Goal of the exercise:
Count how many lines hold the string "xlabel". Answer with that number and nothing more.

** start of Entries **

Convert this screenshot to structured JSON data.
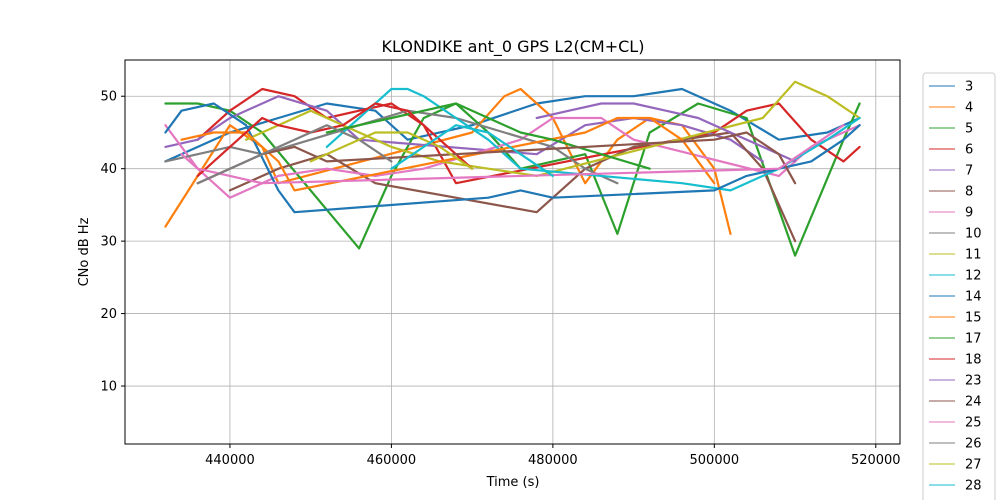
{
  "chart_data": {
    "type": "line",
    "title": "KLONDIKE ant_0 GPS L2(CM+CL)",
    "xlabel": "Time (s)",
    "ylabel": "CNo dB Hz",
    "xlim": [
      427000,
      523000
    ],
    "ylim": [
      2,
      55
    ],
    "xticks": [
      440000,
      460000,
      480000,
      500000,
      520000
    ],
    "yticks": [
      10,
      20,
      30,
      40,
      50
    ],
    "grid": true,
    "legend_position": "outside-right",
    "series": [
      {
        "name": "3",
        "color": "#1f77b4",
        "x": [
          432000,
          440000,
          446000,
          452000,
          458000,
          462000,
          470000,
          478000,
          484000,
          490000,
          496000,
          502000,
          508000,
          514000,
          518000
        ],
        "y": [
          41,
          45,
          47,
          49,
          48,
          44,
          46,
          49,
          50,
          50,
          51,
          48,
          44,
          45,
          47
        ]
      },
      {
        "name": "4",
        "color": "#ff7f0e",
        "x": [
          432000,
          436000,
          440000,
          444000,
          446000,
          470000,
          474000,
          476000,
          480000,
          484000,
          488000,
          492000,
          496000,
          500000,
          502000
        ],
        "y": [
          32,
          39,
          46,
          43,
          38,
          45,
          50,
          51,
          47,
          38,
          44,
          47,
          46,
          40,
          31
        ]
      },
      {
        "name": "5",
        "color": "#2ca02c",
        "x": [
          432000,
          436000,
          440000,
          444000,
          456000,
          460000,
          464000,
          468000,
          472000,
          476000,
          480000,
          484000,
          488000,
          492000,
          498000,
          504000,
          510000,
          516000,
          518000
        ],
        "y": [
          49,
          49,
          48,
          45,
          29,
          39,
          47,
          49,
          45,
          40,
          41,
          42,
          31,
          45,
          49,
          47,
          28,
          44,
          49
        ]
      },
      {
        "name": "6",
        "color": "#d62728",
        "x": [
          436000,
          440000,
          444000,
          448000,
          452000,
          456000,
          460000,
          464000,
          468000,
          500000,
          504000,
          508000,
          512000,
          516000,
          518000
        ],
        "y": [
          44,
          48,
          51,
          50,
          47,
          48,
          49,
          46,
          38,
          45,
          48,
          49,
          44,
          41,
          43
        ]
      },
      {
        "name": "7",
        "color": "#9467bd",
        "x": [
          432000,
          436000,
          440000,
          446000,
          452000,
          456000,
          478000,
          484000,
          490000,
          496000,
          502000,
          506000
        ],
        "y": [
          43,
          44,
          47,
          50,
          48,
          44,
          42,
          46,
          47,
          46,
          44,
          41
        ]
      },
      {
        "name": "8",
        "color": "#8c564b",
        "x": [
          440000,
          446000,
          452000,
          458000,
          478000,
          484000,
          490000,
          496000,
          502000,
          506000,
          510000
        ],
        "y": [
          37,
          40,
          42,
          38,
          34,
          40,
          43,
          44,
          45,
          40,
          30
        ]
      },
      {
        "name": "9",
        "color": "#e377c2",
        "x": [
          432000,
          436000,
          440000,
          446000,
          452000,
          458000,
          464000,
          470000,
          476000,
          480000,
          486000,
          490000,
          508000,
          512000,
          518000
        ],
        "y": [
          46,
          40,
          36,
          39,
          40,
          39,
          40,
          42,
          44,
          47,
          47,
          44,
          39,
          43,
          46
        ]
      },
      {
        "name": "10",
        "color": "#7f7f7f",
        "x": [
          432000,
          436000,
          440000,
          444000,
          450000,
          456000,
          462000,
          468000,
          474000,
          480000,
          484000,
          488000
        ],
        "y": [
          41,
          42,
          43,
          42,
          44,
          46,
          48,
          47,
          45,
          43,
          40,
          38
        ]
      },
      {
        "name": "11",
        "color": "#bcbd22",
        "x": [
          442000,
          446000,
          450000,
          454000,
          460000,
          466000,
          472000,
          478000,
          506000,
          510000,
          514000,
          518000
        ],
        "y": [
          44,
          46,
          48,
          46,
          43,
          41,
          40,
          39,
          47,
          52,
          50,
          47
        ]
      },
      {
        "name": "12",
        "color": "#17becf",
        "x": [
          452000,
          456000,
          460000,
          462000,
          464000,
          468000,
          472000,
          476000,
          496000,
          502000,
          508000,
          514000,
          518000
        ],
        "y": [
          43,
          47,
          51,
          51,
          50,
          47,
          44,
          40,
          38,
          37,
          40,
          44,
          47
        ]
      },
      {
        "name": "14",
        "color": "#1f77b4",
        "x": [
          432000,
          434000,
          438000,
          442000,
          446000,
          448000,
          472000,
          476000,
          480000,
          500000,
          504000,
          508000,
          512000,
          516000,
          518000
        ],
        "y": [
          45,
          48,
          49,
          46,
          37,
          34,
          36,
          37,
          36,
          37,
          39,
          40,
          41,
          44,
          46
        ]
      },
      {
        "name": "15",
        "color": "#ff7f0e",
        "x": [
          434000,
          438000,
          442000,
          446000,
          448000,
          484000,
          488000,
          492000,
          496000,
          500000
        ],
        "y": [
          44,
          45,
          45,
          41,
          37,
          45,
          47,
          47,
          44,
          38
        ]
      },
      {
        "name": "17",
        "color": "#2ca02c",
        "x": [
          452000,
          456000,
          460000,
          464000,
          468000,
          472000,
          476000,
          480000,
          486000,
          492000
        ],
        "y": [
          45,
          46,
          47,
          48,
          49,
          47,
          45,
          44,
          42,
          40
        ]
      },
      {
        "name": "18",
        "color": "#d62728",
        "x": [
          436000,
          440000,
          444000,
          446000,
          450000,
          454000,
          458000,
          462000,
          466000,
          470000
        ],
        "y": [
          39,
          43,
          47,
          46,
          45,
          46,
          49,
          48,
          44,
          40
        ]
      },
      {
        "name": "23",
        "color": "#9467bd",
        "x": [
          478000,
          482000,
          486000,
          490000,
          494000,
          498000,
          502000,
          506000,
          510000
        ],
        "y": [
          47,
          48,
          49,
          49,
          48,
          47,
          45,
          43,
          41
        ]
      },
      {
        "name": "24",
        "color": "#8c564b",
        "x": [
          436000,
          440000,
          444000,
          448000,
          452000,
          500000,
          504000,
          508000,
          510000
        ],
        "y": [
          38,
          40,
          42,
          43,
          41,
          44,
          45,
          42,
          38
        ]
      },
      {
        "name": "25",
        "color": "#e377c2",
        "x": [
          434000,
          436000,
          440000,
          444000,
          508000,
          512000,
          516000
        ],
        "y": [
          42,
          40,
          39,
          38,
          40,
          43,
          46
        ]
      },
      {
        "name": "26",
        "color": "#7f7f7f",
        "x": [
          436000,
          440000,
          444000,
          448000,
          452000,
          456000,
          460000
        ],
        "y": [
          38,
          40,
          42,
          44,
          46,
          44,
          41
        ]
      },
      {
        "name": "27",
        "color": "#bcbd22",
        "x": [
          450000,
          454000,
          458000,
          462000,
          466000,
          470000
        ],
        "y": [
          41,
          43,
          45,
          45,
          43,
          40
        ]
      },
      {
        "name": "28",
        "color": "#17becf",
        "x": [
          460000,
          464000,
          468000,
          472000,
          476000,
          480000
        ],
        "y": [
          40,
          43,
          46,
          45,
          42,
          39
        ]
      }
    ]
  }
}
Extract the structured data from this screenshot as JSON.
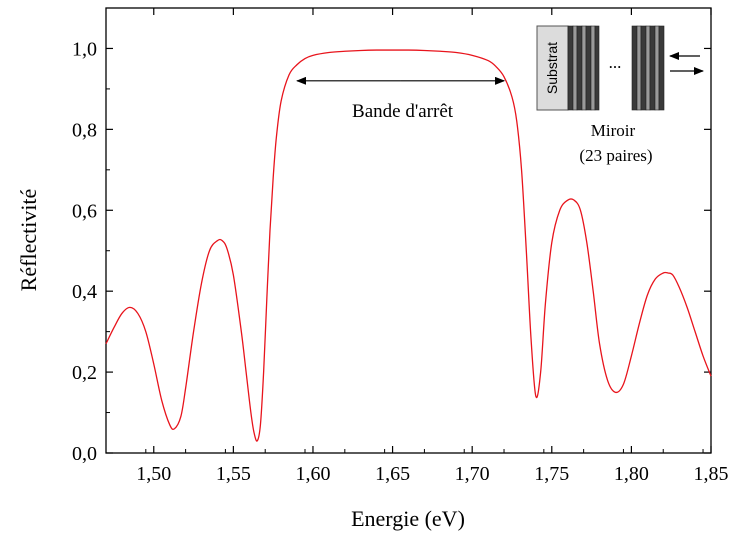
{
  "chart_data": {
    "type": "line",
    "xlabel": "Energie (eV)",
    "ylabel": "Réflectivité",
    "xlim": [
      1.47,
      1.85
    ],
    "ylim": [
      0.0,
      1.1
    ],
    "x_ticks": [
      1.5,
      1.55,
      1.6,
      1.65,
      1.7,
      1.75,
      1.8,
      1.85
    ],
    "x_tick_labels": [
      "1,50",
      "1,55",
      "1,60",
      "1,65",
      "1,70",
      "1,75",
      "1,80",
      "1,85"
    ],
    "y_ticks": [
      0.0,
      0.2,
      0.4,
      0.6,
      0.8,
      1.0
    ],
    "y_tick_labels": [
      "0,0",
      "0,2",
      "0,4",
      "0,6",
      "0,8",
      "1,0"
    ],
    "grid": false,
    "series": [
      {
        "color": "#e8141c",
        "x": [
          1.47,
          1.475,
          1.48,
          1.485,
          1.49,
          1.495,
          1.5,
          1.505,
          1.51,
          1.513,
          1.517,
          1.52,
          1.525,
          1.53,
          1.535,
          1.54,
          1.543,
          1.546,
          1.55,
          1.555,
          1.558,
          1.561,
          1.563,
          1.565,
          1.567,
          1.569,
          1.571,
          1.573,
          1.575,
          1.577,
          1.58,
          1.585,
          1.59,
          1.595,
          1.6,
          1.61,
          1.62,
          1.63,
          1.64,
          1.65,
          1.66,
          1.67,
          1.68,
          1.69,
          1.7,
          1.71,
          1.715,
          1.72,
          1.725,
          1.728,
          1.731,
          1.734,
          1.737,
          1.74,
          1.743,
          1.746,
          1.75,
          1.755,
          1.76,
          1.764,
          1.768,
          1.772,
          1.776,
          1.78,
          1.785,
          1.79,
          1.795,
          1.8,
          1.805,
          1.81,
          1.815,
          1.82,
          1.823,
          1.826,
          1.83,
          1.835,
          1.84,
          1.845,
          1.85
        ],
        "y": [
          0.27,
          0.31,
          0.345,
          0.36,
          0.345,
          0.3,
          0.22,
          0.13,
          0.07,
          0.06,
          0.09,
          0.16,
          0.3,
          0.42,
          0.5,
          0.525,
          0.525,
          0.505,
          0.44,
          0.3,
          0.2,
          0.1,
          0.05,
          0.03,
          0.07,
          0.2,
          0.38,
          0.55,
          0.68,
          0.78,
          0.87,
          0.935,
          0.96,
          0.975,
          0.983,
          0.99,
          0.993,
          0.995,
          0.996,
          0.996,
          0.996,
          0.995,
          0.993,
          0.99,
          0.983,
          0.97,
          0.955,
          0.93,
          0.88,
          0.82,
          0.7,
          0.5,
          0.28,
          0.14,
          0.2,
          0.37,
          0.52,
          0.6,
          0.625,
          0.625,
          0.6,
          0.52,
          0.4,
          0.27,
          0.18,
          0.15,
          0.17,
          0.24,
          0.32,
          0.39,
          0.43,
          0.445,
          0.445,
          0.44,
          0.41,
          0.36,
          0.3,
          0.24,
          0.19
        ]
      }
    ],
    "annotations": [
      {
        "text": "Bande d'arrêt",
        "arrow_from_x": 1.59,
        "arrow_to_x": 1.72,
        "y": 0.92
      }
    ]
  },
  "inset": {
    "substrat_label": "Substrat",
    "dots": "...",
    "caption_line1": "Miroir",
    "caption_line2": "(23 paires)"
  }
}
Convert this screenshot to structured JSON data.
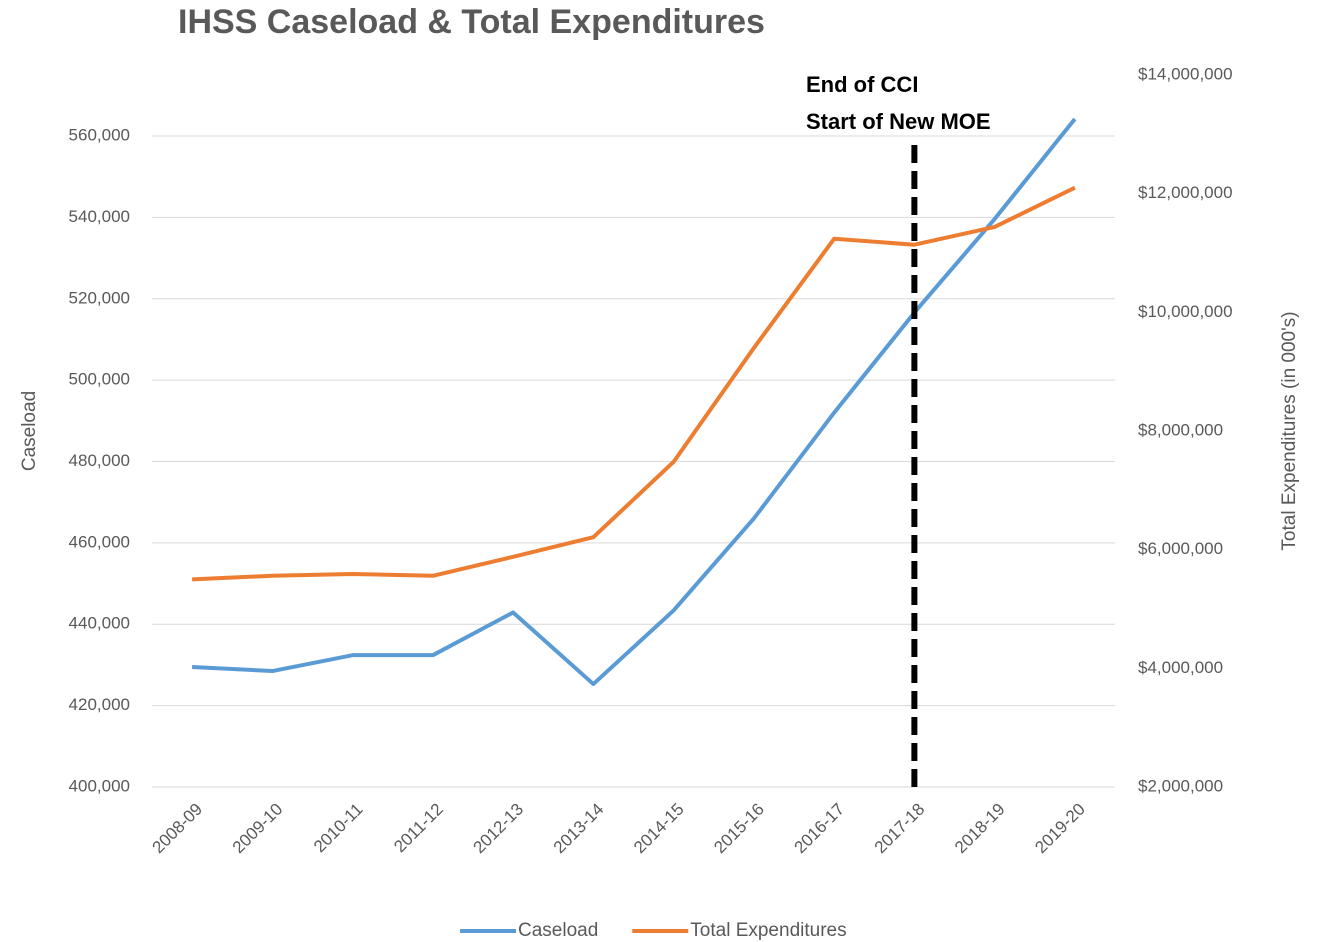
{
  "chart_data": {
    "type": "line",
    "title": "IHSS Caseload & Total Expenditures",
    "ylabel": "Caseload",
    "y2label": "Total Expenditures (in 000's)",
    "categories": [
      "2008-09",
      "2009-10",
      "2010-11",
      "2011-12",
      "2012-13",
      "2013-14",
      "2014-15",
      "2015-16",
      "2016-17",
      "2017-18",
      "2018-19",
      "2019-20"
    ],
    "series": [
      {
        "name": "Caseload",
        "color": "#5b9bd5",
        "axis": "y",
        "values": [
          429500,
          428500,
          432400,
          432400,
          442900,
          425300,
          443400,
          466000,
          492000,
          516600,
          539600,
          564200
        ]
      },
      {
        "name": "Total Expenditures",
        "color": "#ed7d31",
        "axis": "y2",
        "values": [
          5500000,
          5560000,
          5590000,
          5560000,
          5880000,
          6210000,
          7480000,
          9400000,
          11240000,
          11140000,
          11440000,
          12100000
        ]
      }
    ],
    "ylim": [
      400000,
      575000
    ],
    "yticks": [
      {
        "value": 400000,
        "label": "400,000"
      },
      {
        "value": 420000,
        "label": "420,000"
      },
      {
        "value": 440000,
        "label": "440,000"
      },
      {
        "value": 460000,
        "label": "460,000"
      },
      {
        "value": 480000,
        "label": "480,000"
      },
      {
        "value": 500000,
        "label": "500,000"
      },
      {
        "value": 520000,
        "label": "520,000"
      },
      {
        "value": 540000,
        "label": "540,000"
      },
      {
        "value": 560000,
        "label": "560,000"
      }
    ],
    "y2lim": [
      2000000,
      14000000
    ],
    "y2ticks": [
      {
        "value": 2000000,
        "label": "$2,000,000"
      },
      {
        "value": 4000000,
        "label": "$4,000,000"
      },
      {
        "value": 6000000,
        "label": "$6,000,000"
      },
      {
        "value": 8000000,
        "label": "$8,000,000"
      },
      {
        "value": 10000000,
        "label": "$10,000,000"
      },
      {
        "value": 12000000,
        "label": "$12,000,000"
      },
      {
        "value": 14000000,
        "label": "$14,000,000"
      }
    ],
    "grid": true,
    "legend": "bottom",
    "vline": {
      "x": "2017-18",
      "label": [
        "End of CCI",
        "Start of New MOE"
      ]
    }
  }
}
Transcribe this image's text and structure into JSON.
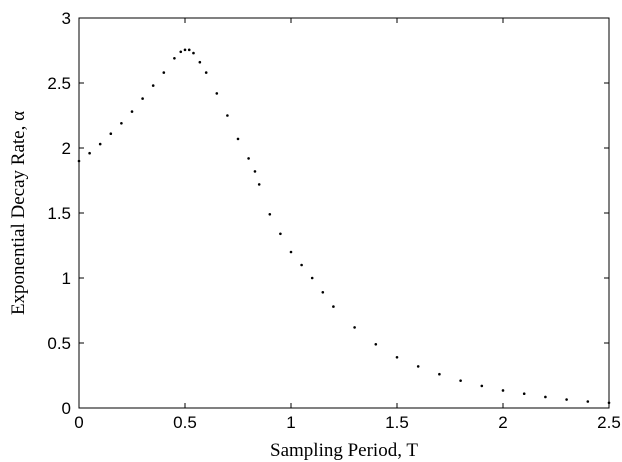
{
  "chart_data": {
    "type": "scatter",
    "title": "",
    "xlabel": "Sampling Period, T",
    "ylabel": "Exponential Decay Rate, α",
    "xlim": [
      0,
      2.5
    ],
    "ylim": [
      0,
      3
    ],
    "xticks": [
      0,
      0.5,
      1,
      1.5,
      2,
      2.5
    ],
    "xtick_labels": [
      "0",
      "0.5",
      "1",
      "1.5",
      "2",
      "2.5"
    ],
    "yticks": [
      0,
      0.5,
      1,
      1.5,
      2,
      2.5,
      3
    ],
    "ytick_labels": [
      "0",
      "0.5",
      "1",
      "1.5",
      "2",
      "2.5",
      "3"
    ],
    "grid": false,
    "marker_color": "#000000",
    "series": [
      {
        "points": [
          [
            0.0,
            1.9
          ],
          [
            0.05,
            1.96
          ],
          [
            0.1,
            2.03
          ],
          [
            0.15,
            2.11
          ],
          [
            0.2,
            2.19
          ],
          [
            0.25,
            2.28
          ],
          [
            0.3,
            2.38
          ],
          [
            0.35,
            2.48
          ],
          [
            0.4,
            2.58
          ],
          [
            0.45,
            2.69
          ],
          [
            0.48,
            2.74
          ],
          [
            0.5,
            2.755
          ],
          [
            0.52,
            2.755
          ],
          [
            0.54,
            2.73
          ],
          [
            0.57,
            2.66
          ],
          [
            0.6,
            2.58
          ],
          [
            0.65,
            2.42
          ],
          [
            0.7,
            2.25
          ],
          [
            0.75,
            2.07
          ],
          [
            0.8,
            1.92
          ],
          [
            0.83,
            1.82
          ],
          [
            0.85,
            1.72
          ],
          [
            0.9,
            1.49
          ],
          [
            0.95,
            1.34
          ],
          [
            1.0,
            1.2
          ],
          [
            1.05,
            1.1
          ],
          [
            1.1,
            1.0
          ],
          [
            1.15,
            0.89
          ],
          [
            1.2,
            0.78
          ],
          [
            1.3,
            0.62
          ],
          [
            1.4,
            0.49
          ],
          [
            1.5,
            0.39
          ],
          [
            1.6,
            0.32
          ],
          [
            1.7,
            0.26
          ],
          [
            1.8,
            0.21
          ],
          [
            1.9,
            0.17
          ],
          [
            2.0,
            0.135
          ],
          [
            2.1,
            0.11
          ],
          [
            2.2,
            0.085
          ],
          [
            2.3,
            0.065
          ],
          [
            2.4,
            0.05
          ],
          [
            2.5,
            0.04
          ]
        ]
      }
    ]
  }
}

** end of Entries **

Final result:
3